* _EXERCISE MATERIAL_
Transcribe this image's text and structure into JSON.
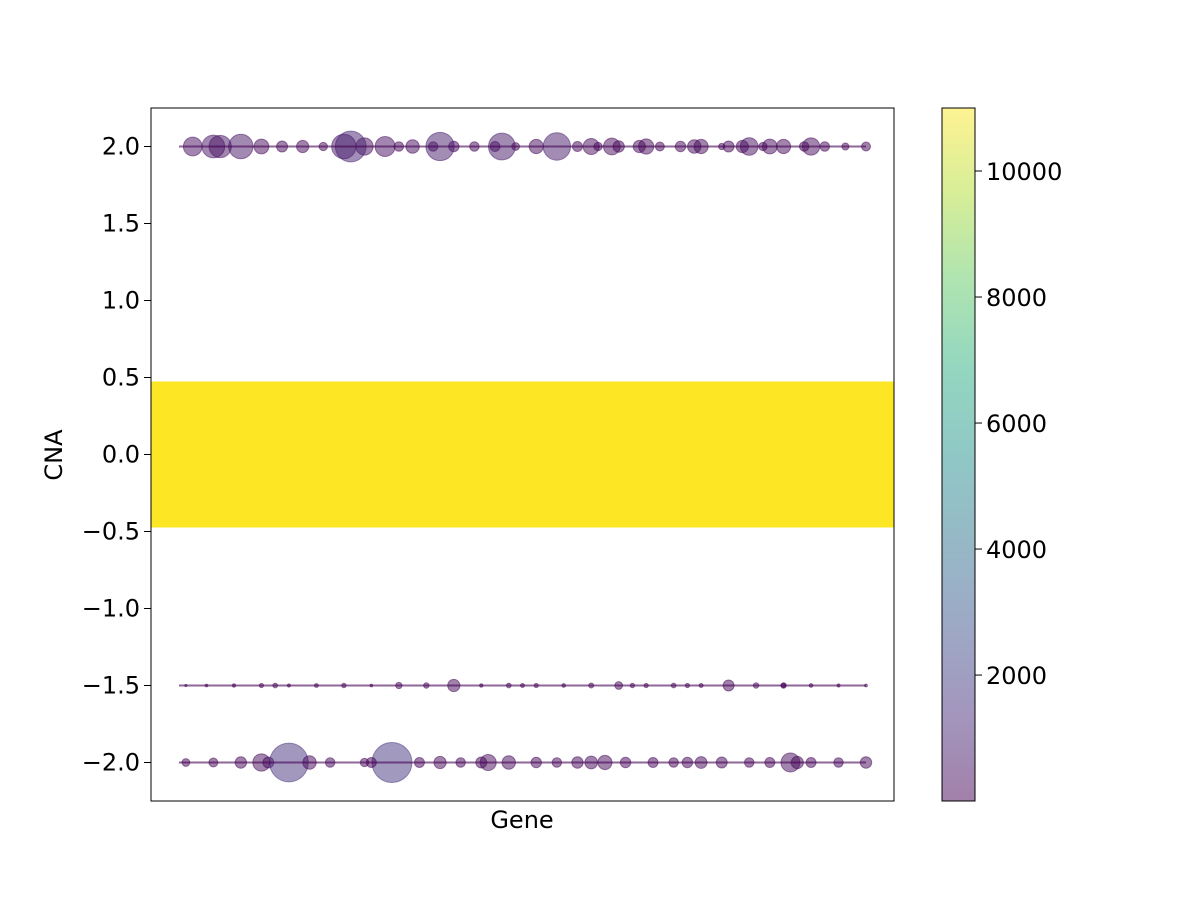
{
  "chart_data": {
    "type": "scatter",
    "title": "",
    "xlabel": "Gene",
    "ylabel": "CNA",
    "xticks": [],
    "ylim": [
      -2.25,
      2.25
    ],
    "yticks": [
      "−2.0",
      "−1.5",
      "−1.0",
      "−0.5",
      "0.0",
      "0.5",
      "1.0",
      "1.5",
      "2.0"
    ],
    "ytick_values": [
      -2.0,
      -1.5,
      -1.0,
      -0.5,
      0.0,
      0.5,
      1.0,
      1.5,
      2.0
    ],
    "grid": false,
    "colorbar": {
      "colormap": "viridis",
      "range": [
        1,
        11000
      ],
      "ticks": [
        "2000",
        "4000",
        "6000",
        "8000",
        "10000"
      ],
      "tick_values": [
        2000,
        4000,
        6000,
        8000,
        10000
      ]
    },
    "marker_alpha": 0.5,
    "size_encodes": "count",
    "color_encodes": "count",
    "series": [
      {
        "y": 0.0,
        "x_range": [
          0.0,
          1.0
        ],
        "count_range": [
          10000,
          11000
        ],
        "note_points": "dense band of very large markers"
      },
      {
        "y": 2.0,
        "points": [
          [
            0.02,
            350
          ],
          [
            0.06,
            500
          ],
          [
            0.09,
            600
          ],
          [
            0.12,
            220
          ],
          [
            0.15,
            120
          ],
          [
            0.18,
            150
          ],
          [
            0.21,
            70
          ],
          [
            0.24,
            600
          ],
          [
            0.27,
            300
          ],
          [
            0.3,
            400
          ],
          [
            0.32,
            90
          ],
          [
            0.34,
            180
          ],
          [
            0.37,
            90
          ],
          [
            0.4,
            110
          ],
          [
            0.43,
            90
          ],
          [
            0.46,
            100
          ],
          [
            0.49,
            60
          ],
          [
            0.52,
            200
          ],
          [
            0.55,
            750
          ],
          [
            0.58,
            100
          ],
          [
            0.61,
            70
          ],
          [
            0.64,
            130
          ],
          [
            0.67,
            150
          ],
          [
            0.7,
            80
          ],
          [
            0.73,
            110
          ],
          [
            0.76,
            200
          ],
          [
            0.79,
            40
          ],
          [
            0.82,
            150
          ],
          [
            0.85,
            70
          ],
          [
            0.88,
            200
          ],
          [
            0.91,
            90
          ],
          [
            0.94,
            90
          ],
          [
            0.97,
            50
          ],
          [
            1.0,
            80
          ],
          [
            0.25,
            950
          ],
          [
            0.38,
            800
          ],
          [
            0.47,
            720
          ],
          [
            0.05,
            520
          ],
          [
            0.6,
            260
          ],
          [
            0.68,
            230
          ],
          [
            0.86,
            220
          ],
          [
            0.92,
            300
          ],
          [
            0.75,
            180
          ],
          [
            0.8,
            120
          ],
          [
            0.83,
            310
          ],
          [
            0.63,
            280
          ]
        ]
      },
      {
        "y": -1.5,
        "points": [
          [
            0.01,
            5
          ],
          [
            0.04,
            8
          ],
          [
            0.08,
            12
          ],
          [
            0.12,
            18
          ],
          [
            0.16,
            10
          ],
          [
            0.2,
            15
          ],
          [
            0.24,
            20
          ],
          [
            0.28,
            8
          ],
          [
            0.32,
            40
          ],
          [
            0.36,
            30
          ],
          [
            0.4,
            150
          ],
          [
            0.44,
            12
          ],
          [
            0.48,
            22
          ],
          [
            0.52,
            18
          ],
          [
            0.56,
            14
          ],
          [
            0.6,
            25
          ],
          [
            0.64,
            60
          ],
          [
            0.68,
            18
          ],
          [
            0.72,
            22
          ],
          [
            0.76,
            16
          ],
          [
            0.8,
            120
          ],
          [
            0.84,
            30
          ],
          [
            0.88,
            20
          ],
          [
            0.92,
            14
          ],
          [
            0.96,
            10
          ],
          [
            1.0,
            8
          ],
          [
            0.14,
            22
          ],
          [
            0.5,
            16
          ],
          [
            0.66,
            20
          ],
          [
            0.74,
            18
          ],
          [
            0.88,
            30
          ]
        ]
      },
      {
        "y": -2.0,
        "points": [
          [
            0.01,
            60
          ],
          [
            0.05,
            80
          ],
          [
            0.09,
            130
          ],
          [
            0.13,
            120
          ],
          [
            0.16,
            1500
          ],
          [
            0.19,
            180
          ],
          [
            0.22,
            90
          ],
          [
            0.27,
            70
          ],
          [
            0.31,
            1600
          ],
          [
            0.35,
            100
          ],
          [
            0.38,
            150
          ],
          [
            0.41,
            90
          ],
          [
            0.45,
            260
          ],
          [
            0.48,
            180
          ],
          [
            0.52,
            110
          ],
          [
            0.55,
            90
          ],
          [
            0.58,
            130
          ],
          [
            0.62,
            200
          ],
          [
            0.65,
            110
          ],
          [
            0.69,
            100
          ],
          [
            0.72,
            90
          ],
          [
            0.76,
            140
          ],
          [
            0.79,
            120
          ],
          [
            0.83,
            90
          ],
          [
            0.86,
            100
          ],
          [
            0.89,
            360
          ],
          [
            0.92,
            100
          ],
          [
            0.96,
            90
          ],
          [
            1.0,
            130
          ],
          [
            0.12,
            300
          ],
          [
            0.28,
            100
          ],
          [
            0.44,
            120
          ],
          [
            0.6,
            160
          ],
          [
            0.74,
            110
          ],
          [
            0.9,
            150
          ]
        ]
      }
    ]
  }
}
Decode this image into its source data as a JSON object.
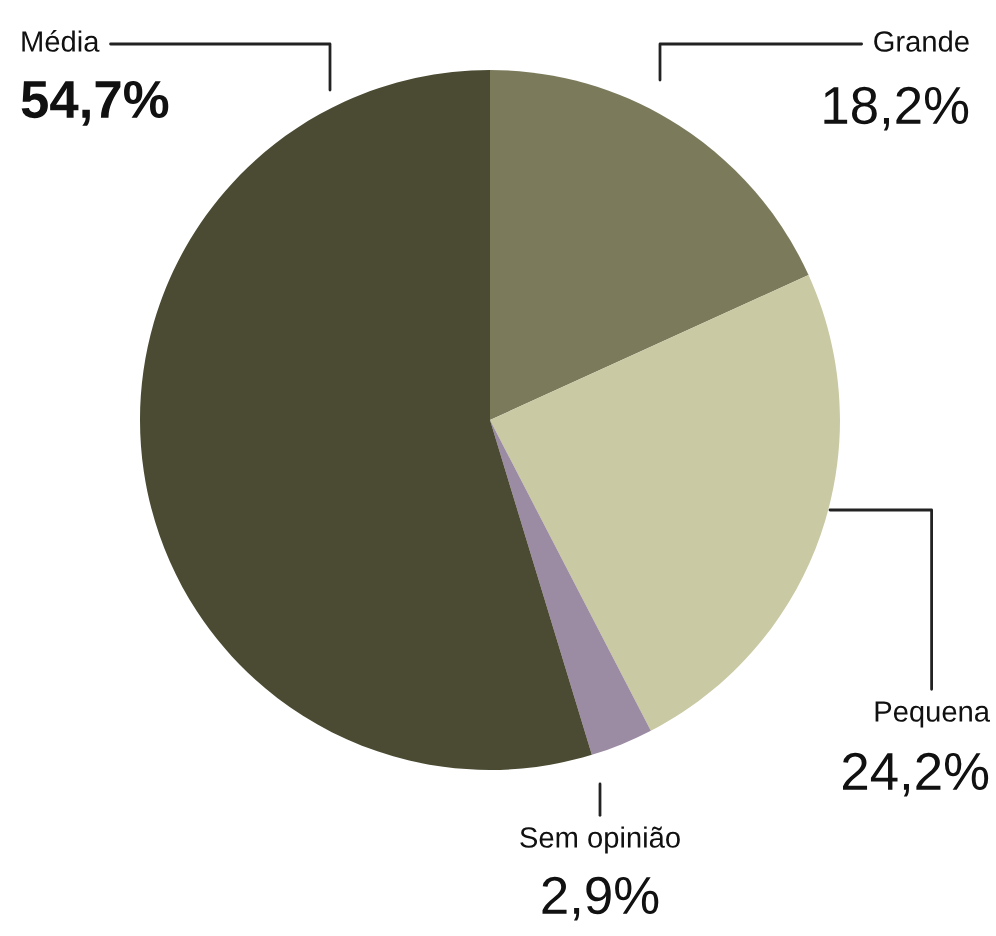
{
  "chart_data": {
    "type": "pie",
    "categories": [
      "Grande",
      "Pequena",
      "Sem opinião",
      "Média"
    ],
    "values": [
      18.2,
      24.2,
      2.9,
      54.7
    ],
    "colors": [
      "#7b7b5c",
      "#c9c9a3",
      "#9b8ba3",
      "#4b4b33"
    ],
    "value_labels": [
      "18,2%",
      "24,2%",
      "2,9%",
      "54,7%"
    ]
  }
}
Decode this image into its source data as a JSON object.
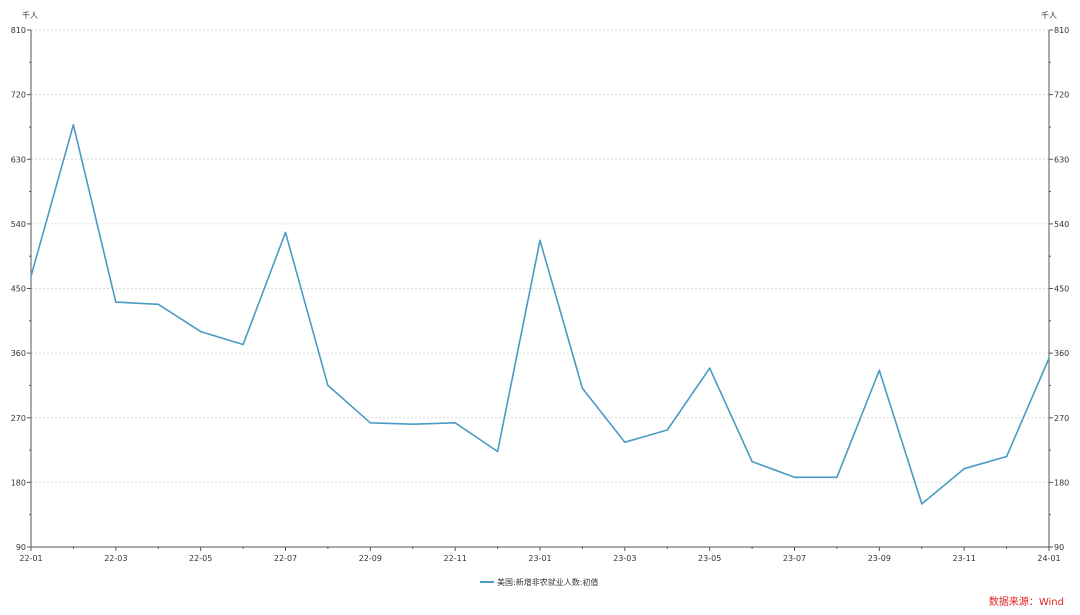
{
  "chart_data": {
    "type": "line",
    "unit_left": "千人",
    "unit_right": "千人",
    "ylim": [
      90,
      810
    ],
    "yticks": [
      90,
      180,
      270,
      360,
      450,
      540,
      630,
      720,
      810
    ],
    "x_tick_labels": [
      "22-01",
      "22-03",
      "22-05",
      "22-07",
      "22-09",
      "22-11",
      "23-01",
      "23-03",
      "23-05",
      "23-07",
      "23-09",
      "23-11",
      "24-01"
    ],
    "x": [
      "22-01",
      "22-02",
      "22-03",
      "22-04",
      "22-05",
      "22-06",
      "22-07",
      "22-08",
      "22-09",
      "22-10",
      "22-11",
      "22-12",
      "23-01",
      "23-02",
      "23-03",
      "23-04",
      "23-05",
      "23-06",
      "23-07",
      "23-08",
      "23-09",
      "23-10",
      "23-11",
      "23-12",
      "24-01"
    ],
    "series": [
      {
        "name": "美国:新增非农就业人数:初值",
        "color": "#4a9bc4",
        "values": [
          467,
          678,
          431,
          428,
          390,
          372,
          528,
          315,
          263,
          261,
          263,
          223,
          517,
          311,
          236,
          253,
          339,
          209,
          187,
          187,
          336,
          150,
          199,
          216,
          353
        ]
      }
    ],
    "grid": "horizontal-dotted",
    "legend_position": "bottom-center"
  },
  "source_label": "数据来源：Wind"
}
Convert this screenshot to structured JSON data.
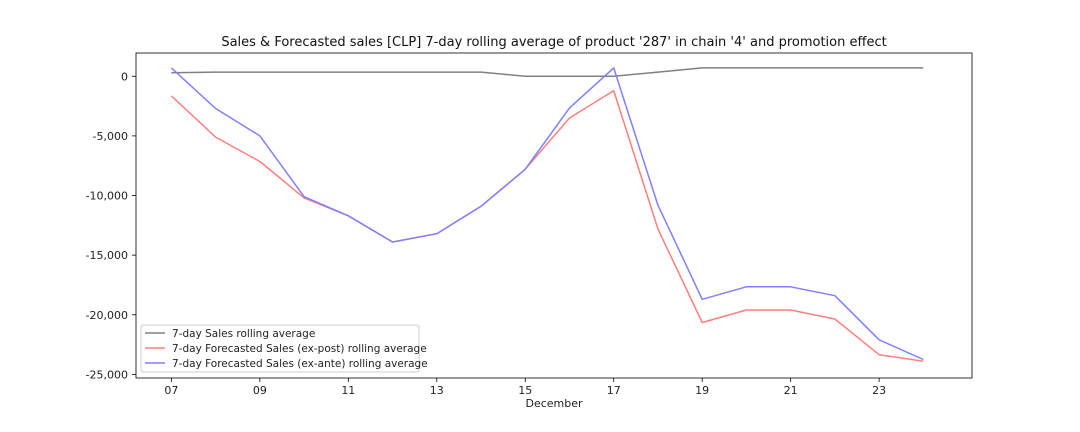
{
  "chart_data": {
    "type": "line",
    "title": "Sales & Forecasted sales [CLP] 7-day rolling average of product '287' in chain '4' and promotion effect",
    "xlabel": "December",
    "ylabel": "",
    "x": [
      7,
      8,
      9,
      10,
      11,
      12,
      13,
      14,
      15,
      16,
      17,
      18,
      19,
      20,
      21,
      22,
      23,
      24
    ],
    "xlim": [
      6.2,
      25.1
    ],
    "ylim": [
      -25300,
      1950
    ],
    "x_ticks": [
      "07",
      "09",
      "11",
      "13",
      "15",
      "17",
      "19",
      "21",
      "23"
    ],
    "x_tick_values": [
      7,
      9,
      11,
      13,
      15,
      17,
      19,
      21,
      23
    ],
    "y_ticks": [
      "0",
      "-5,000",
      "-10,000",
      "-15,000",
      "-20,000",
      "-25,000"
    ],
    "y_tick_values": [
      0,
      -5000,
      -10000,
      -15000,
      -20000,
      -25000
    ],
    "grid": false,
    "legend_position": "lower-left",
    "series": [
      {
        "name": "7-day Sales rolling average",
        "color": "#808080",
        "values": [
          300,
          350,
          350,
          350,
          350,
          350,
          350,
          350,
          0,
          0,
          0,
          350,
          700,
          700,
          700,
          700,
          700,
          700
        ]
      },
      {
        "name": "7-day Forecasted Sales (ex-post) rolling average",
        "color": "#ff7f7f",
        "values": [
          -1650,
          -5100,
          -7150,
          -10200,
          -11700,
          -13900,
          -13200,
          -10900,
          -7800,
          -3500,
          -1200,
          -12800,
          -20650,
          -19600,
          -19600,
          -20350,
          -23350,
          -23900
        ]
      },
      {
        "name": "7-day Forecasted Sales (ex-ante) rolling average",
        "color": "#7f7fff",
        "values": [
          700,
          -2700,
          -5000,
          -10100,
          -11700,
          -13900,
          -13200,
          -10900,
          -7800,
          -2650,
          700,
          -10800,
          -18700,
          -17650,
          -17650,
          -18400,
          -22100,
          -23750
        ]
      }
    ]
  }
}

* _WHAT YOU SHOULD DO_
Pull out each line of the entries that contains "type".

* _OUTPUT FOR THIS TASK_
    "type": "scatter",
    "type": "pie",
    "type": "line",
    "type": "line",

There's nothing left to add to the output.